Return a copy of every line in the records that includes the word "color".

Dataset content
▬▬▬
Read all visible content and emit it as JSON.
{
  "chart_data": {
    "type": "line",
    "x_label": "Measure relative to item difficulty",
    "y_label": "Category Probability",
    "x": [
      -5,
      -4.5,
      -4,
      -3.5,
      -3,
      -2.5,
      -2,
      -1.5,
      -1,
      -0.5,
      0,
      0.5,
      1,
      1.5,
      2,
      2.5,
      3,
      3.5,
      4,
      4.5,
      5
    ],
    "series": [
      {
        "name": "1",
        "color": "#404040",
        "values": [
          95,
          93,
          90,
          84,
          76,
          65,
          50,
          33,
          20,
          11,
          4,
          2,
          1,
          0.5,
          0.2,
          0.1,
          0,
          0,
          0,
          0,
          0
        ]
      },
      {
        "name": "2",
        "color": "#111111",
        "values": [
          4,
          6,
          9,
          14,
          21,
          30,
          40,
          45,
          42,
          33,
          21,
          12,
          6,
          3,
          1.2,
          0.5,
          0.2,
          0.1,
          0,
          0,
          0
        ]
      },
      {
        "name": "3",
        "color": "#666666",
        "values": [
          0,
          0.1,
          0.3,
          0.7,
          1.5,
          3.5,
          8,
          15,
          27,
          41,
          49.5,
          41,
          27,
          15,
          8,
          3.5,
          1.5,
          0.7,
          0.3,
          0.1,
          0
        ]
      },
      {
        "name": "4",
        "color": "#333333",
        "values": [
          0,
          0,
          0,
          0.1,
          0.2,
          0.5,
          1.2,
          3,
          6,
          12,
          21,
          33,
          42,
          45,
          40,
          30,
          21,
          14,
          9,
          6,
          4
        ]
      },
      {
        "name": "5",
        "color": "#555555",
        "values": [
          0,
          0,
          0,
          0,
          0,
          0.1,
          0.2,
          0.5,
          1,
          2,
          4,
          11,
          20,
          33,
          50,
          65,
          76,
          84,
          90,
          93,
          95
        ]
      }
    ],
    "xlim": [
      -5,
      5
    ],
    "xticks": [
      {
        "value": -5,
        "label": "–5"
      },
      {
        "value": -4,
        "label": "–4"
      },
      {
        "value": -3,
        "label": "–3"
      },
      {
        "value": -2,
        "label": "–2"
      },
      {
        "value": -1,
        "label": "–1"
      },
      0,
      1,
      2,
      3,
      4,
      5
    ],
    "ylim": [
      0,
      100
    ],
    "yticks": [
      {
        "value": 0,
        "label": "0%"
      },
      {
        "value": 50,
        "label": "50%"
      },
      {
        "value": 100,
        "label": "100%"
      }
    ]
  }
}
▬▬▬
Expected answer
        "color": "#404040",
        "color": "#111111",
        "color": "#666666",
        "color": "#333333",
        "color": "#555555",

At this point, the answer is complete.